**Written exercise:** Look for the string "color" in every line, and copy each line that has it.

**Extracted material:**

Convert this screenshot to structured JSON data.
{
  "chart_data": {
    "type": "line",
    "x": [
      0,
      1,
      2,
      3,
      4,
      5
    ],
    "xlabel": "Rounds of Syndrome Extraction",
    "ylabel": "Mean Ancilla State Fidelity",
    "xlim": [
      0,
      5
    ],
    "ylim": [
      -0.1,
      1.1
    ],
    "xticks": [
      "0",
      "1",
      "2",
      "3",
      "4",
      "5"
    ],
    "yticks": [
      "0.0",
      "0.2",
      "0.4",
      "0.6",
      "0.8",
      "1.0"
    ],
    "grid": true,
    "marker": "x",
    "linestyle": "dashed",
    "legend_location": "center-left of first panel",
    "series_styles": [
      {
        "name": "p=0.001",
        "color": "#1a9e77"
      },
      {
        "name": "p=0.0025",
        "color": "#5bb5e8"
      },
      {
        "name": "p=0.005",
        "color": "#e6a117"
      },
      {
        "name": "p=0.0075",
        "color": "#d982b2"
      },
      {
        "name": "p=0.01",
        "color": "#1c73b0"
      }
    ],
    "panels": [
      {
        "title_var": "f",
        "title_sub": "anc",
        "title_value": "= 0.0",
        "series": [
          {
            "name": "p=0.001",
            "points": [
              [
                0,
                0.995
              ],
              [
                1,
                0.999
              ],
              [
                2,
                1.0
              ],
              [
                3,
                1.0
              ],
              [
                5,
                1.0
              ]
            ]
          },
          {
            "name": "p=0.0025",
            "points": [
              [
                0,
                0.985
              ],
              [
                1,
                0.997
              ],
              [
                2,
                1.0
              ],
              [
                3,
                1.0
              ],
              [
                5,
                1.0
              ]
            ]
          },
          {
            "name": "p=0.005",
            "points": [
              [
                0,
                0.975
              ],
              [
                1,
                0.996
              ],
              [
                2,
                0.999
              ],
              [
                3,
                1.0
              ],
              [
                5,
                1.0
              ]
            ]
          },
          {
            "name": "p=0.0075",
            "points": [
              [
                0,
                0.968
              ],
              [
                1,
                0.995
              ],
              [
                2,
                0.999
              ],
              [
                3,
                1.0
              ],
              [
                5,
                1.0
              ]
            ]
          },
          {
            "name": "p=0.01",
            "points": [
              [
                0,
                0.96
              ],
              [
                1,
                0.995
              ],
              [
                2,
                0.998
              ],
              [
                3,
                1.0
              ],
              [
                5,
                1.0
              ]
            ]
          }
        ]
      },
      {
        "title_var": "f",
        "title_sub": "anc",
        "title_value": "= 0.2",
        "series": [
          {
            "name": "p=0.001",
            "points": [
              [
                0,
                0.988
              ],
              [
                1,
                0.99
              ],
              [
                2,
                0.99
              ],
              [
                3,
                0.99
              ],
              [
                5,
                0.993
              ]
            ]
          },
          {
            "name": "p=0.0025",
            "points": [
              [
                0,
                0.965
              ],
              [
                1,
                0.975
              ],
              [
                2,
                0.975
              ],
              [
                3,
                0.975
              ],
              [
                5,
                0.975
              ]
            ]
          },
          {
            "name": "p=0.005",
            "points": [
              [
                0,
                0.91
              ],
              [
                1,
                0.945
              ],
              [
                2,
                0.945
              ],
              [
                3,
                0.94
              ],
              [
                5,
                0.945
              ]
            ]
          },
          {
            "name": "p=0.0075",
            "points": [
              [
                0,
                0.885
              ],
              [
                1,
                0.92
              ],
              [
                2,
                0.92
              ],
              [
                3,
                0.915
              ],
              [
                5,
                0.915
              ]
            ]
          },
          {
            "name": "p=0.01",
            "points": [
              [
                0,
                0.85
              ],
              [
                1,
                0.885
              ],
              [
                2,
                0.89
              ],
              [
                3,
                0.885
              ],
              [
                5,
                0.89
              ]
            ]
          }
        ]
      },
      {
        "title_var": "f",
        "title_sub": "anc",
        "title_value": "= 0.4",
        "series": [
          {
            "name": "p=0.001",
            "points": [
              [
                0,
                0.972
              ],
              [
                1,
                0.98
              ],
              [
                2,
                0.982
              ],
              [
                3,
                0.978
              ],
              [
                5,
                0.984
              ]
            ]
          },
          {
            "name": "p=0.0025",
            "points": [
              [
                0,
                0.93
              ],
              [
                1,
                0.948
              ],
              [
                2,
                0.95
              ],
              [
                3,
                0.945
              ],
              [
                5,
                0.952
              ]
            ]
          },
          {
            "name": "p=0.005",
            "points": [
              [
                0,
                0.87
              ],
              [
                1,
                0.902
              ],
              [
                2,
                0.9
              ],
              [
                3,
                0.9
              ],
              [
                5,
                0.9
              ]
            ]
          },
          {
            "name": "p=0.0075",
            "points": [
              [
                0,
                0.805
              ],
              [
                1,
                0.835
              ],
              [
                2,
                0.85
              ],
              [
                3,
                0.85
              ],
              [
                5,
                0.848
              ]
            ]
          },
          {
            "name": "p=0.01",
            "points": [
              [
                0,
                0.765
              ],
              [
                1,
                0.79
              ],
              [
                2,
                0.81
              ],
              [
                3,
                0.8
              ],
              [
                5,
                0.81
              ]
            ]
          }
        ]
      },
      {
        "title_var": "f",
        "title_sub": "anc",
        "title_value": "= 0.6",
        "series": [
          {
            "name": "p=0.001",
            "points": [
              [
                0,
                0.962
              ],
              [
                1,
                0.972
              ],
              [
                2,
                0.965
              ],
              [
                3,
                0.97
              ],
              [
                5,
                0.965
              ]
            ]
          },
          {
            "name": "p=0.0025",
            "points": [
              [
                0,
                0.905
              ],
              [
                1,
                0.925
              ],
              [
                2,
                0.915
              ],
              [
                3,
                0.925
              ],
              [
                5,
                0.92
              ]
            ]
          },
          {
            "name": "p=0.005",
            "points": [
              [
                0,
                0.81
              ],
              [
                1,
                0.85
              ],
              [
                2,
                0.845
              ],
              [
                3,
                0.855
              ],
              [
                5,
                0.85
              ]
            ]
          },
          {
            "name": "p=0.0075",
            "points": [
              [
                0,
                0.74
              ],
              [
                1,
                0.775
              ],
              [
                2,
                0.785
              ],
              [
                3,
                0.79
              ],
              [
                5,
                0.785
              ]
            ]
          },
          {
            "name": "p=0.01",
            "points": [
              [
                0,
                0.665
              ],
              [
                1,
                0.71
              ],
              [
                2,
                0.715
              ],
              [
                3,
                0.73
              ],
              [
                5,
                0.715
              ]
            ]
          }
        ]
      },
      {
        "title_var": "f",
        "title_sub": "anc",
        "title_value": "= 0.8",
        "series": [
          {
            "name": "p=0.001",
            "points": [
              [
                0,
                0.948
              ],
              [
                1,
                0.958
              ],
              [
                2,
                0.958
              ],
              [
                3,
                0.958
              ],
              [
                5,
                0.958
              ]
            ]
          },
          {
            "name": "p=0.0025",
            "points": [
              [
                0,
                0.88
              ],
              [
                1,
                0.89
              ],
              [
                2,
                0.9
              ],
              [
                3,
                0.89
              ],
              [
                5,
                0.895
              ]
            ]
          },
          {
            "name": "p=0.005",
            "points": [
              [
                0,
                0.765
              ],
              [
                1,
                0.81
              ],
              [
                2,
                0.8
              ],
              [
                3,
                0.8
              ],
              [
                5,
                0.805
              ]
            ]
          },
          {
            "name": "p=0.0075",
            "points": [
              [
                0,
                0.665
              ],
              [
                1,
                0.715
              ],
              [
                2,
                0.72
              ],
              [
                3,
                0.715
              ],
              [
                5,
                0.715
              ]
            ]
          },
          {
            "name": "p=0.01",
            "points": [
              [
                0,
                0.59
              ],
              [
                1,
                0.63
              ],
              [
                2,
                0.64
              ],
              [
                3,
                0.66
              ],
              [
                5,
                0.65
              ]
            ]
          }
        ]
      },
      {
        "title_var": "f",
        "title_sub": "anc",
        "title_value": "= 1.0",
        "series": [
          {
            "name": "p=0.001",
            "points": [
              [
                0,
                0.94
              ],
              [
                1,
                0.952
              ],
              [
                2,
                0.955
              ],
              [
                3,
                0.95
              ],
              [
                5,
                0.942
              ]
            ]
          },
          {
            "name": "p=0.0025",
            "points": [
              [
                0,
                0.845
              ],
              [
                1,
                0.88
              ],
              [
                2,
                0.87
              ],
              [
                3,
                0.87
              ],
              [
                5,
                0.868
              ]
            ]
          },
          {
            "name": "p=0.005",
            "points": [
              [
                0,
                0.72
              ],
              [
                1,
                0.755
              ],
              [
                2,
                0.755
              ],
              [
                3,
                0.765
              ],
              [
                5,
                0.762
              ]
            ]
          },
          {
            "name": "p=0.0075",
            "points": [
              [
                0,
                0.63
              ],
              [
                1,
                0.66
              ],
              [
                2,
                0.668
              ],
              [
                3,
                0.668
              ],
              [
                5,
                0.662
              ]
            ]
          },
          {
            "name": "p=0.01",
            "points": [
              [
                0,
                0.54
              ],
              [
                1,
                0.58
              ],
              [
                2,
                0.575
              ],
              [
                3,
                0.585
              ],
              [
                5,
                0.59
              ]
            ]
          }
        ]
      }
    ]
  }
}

**Answer to this problem:**
        "color": "#1a9e77"
        "color": "#5bb5e8"
        "color": "#e6a117"
        "color": "#d982b2"
        "color": "#1c73b0"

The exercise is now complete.